Prompt:
From the entries below, extract every line that includes the word "Typografie".

(Extracted data entries)
= = = =

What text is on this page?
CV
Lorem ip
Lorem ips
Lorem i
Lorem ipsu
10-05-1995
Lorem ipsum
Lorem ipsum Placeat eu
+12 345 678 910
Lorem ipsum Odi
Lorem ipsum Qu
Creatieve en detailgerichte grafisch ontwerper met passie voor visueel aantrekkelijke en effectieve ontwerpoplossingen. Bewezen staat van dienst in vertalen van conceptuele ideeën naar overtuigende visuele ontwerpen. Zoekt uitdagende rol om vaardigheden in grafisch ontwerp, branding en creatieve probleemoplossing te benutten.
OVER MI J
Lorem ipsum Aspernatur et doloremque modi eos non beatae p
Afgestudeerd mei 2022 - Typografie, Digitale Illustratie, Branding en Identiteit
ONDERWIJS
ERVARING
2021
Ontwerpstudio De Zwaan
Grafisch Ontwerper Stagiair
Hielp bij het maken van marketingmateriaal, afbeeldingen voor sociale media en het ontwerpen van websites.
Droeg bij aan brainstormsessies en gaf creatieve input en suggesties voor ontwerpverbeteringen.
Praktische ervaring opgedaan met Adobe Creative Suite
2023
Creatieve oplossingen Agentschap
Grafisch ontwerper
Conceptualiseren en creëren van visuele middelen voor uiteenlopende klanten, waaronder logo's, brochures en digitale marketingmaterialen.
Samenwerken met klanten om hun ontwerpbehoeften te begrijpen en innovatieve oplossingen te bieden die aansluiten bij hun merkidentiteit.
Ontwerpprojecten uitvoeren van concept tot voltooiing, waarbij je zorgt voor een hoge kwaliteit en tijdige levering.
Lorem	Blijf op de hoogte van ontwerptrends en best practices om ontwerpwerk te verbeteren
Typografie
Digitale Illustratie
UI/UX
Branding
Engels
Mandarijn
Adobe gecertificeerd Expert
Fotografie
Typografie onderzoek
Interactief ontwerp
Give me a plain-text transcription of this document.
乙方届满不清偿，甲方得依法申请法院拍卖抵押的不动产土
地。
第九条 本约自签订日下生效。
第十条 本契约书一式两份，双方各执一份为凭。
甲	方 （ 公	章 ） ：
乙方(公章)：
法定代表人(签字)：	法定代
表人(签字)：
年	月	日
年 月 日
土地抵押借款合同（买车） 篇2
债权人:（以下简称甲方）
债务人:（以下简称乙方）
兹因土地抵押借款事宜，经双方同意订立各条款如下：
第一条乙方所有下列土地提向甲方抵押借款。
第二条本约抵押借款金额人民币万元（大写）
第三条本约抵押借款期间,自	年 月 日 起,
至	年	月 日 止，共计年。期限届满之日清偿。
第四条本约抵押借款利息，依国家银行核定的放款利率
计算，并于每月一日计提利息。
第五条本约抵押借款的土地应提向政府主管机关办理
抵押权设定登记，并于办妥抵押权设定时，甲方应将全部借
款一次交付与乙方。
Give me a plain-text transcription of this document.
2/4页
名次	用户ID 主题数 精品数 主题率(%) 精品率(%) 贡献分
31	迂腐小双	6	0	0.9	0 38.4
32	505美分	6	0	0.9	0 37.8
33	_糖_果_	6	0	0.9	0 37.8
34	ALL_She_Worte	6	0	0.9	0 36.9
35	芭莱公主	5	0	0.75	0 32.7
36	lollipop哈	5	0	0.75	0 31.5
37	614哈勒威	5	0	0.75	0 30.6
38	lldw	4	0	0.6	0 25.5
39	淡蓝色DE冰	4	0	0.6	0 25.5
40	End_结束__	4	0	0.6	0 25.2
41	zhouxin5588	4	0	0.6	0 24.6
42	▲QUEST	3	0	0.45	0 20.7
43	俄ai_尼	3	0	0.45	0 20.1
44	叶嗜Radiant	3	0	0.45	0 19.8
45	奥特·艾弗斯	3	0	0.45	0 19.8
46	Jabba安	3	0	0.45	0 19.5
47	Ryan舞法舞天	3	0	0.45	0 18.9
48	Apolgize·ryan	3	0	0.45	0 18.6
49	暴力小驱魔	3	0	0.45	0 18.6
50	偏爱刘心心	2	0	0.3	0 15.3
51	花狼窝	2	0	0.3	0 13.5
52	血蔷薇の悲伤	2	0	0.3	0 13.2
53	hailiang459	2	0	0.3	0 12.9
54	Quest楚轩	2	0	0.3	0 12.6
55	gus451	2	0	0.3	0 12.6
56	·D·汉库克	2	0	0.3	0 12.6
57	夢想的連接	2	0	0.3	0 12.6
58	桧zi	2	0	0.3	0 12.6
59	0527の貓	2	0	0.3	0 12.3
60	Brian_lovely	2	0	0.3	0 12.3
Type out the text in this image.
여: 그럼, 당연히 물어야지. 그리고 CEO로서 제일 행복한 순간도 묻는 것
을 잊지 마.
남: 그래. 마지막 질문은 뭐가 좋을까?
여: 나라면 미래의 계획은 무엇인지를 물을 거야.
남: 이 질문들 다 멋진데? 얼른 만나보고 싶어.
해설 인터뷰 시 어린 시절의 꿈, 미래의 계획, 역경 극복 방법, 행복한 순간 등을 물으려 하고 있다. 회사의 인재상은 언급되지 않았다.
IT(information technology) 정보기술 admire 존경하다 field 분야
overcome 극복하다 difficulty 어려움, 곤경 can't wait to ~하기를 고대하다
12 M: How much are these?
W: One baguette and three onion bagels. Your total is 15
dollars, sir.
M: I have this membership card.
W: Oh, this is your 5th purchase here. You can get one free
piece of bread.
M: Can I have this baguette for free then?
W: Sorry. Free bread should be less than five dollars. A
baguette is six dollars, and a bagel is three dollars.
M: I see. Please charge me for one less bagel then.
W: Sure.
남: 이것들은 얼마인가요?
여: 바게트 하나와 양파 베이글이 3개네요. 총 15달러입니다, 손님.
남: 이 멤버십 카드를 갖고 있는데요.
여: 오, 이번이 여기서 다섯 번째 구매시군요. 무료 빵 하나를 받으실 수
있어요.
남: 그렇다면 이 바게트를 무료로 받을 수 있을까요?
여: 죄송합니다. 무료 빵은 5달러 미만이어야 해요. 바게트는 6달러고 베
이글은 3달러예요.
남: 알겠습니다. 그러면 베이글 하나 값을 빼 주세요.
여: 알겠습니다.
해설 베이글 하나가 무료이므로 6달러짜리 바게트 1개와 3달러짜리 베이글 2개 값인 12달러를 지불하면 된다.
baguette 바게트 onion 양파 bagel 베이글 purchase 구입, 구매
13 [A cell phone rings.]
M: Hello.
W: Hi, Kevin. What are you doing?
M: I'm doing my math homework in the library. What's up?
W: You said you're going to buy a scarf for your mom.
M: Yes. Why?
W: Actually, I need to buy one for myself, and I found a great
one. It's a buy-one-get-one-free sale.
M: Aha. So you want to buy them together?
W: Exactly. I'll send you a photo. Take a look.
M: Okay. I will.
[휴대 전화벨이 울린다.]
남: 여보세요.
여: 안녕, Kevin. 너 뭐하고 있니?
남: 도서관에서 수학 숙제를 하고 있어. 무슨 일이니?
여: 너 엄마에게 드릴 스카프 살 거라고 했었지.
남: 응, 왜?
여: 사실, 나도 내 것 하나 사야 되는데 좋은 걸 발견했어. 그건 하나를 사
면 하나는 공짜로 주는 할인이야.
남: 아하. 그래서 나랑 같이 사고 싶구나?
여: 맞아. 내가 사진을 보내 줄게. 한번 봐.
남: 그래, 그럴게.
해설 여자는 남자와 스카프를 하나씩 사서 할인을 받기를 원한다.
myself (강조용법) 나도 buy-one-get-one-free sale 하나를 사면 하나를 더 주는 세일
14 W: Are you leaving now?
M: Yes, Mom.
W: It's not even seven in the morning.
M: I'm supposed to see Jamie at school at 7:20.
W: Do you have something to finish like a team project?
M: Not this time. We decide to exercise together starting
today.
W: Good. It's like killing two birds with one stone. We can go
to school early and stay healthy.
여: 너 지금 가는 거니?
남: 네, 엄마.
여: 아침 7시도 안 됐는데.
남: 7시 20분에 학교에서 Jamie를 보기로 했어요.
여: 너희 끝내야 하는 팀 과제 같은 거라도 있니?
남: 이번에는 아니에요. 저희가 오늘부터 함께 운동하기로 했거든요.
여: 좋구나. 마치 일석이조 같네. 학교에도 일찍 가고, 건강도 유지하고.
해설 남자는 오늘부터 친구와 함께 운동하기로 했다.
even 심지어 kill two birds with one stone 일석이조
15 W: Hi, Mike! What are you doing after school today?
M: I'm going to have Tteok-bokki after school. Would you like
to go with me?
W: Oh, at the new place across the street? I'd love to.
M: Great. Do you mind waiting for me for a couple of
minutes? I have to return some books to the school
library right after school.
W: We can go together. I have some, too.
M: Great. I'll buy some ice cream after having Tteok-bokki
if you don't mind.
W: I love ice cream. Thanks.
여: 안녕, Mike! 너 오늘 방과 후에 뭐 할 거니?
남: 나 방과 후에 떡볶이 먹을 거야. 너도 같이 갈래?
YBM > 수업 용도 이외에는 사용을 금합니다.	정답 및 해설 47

= = = =

The reply:
Afgestudeerd mei 2022 - Typografie, Digitale Illustratie, Branding en Identiteit
Typografie
Typografie onderzoek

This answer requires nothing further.